◆ Excerpted records ◆

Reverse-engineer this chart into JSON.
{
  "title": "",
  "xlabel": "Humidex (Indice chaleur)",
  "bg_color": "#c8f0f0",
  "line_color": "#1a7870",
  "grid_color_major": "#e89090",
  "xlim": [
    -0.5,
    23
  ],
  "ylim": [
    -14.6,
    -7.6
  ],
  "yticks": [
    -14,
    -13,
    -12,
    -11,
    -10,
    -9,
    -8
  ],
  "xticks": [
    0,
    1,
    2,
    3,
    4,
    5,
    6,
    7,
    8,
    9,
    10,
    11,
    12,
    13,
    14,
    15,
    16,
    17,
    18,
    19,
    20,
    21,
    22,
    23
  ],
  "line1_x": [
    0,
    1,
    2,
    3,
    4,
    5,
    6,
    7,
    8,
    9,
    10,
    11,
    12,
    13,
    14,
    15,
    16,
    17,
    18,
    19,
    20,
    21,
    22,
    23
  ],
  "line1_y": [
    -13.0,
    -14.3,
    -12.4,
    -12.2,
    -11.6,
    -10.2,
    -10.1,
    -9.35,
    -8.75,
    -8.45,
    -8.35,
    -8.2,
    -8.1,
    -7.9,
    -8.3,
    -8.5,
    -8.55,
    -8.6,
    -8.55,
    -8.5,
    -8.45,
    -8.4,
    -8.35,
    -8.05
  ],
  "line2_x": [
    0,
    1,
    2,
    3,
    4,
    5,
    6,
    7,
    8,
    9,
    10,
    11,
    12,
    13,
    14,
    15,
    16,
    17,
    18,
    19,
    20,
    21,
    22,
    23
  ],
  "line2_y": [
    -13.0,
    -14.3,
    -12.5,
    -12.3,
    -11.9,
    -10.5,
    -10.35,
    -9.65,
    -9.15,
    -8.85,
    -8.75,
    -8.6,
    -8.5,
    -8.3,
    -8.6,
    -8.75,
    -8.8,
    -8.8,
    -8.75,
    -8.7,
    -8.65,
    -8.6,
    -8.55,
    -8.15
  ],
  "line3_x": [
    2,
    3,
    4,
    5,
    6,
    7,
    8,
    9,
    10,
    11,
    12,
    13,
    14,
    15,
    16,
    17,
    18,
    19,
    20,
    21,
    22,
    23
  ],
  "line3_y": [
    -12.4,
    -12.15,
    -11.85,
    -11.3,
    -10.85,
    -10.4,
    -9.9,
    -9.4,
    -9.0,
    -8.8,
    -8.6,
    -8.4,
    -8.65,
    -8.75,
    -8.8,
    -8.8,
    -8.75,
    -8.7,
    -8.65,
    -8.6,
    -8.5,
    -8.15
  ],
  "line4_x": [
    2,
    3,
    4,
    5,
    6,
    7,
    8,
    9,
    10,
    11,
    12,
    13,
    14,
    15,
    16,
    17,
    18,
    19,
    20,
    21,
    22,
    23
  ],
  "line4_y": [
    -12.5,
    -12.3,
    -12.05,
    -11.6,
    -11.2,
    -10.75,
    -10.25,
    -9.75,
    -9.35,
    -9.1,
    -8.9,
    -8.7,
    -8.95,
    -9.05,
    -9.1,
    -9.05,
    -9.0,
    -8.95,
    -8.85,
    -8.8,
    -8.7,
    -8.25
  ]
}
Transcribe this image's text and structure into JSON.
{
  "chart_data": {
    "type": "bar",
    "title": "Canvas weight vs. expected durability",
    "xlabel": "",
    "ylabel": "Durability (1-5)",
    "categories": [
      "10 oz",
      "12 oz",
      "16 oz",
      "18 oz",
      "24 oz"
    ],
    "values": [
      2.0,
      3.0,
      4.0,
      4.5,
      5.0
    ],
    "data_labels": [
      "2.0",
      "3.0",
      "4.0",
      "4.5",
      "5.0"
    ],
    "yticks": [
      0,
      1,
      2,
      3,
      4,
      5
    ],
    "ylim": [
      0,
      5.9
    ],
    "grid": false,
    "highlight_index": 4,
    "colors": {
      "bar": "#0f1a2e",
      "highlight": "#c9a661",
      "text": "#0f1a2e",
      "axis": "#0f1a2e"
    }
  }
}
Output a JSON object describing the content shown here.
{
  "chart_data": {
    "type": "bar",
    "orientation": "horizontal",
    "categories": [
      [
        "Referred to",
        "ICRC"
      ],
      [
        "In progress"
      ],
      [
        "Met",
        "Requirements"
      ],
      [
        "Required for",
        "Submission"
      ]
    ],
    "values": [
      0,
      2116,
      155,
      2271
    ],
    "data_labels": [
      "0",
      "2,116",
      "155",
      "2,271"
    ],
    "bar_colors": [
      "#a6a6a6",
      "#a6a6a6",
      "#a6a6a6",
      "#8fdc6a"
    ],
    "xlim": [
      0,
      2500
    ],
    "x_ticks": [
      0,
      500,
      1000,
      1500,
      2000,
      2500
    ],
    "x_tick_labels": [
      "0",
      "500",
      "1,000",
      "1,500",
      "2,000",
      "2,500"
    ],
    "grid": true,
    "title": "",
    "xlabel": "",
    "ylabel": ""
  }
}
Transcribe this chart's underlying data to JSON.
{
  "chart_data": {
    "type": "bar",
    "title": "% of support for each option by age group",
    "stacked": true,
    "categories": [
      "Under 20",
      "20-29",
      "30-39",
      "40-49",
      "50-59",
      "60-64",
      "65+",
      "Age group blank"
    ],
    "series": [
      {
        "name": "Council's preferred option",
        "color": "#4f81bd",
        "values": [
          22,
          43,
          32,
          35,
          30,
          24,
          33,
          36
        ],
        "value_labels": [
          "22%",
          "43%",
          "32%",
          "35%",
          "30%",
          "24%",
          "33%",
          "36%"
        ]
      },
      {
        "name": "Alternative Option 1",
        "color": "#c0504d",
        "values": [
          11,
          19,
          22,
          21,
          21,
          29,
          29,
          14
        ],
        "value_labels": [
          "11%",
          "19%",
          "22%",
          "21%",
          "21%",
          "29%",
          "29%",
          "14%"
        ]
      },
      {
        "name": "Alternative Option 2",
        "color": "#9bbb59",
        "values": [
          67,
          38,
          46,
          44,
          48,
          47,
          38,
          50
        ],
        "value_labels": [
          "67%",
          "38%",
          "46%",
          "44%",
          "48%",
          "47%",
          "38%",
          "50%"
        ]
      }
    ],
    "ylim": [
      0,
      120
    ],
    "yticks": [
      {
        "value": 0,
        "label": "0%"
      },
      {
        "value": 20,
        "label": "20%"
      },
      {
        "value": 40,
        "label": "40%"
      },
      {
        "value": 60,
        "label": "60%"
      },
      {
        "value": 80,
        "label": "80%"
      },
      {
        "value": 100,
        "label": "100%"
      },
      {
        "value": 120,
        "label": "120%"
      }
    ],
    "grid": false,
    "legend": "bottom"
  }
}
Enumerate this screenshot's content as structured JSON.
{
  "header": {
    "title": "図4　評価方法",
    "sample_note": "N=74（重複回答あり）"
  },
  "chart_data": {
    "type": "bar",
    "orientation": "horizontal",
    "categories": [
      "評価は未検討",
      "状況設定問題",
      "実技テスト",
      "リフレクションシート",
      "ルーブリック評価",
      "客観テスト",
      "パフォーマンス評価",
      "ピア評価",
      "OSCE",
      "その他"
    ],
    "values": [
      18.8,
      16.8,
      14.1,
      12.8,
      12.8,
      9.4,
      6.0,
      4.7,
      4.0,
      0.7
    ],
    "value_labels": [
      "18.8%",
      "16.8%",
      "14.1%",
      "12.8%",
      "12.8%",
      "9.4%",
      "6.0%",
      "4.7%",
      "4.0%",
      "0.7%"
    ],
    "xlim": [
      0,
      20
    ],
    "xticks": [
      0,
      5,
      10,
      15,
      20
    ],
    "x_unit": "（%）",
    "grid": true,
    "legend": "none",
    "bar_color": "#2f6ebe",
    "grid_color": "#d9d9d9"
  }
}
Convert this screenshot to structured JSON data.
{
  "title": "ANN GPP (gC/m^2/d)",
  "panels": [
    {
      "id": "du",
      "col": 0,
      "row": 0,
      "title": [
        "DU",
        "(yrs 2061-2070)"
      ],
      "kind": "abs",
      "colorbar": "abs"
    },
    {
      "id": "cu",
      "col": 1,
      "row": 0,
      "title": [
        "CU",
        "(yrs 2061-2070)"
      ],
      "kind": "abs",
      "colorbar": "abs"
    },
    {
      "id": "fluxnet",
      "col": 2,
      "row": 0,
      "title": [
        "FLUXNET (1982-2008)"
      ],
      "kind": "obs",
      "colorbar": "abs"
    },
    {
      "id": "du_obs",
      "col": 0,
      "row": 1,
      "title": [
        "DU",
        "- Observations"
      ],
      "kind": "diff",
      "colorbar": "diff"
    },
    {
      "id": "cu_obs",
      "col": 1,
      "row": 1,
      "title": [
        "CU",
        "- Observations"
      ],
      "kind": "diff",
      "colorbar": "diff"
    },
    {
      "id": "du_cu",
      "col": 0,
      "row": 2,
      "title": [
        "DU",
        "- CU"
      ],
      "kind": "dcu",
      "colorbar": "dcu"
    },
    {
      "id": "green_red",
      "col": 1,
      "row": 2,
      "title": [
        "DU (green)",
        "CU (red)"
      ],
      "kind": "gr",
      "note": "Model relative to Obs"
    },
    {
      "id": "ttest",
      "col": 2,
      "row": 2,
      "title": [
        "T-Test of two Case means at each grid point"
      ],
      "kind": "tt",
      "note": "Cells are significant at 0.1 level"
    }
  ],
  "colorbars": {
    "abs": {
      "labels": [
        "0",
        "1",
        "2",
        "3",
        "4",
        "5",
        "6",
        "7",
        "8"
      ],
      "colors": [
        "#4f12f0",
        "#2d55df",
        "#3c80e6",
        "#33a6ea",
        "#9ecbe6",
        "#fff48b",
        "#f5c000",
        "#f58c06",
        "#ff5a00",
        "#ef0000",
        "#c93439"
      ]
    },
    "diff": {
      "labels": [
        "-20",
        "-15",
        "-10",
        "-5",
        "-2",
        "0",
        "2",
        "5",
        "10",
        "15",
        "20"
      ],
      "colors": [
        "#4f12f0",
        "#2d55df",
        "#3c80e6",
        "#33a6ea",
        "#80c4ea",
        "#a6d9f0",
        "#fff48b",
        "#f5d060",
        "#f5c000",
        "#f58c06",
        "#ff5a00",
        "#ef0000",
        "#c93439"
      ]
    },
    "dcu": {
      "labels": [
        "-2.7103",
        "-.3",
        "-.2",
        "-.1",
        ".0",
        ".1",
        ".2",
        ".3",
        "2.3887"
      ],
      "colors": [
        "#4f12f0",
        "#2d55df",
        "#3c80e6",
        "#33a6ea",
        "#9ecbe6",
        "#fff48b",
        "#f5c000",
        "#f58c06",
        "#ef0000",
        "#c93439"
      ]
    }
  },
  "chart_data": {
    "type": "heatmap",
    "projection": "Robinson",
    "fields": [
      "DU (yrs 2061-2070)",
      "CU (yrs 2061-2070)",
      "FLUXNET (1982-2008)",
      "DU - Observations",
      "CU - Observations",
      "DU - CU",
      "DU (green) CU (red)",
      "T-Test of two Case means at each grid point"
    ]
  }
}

◆ Work instructions ◆
Tell how many lines of the material above hold "into", answering with a bare number.

◆ Exercise result ◆
2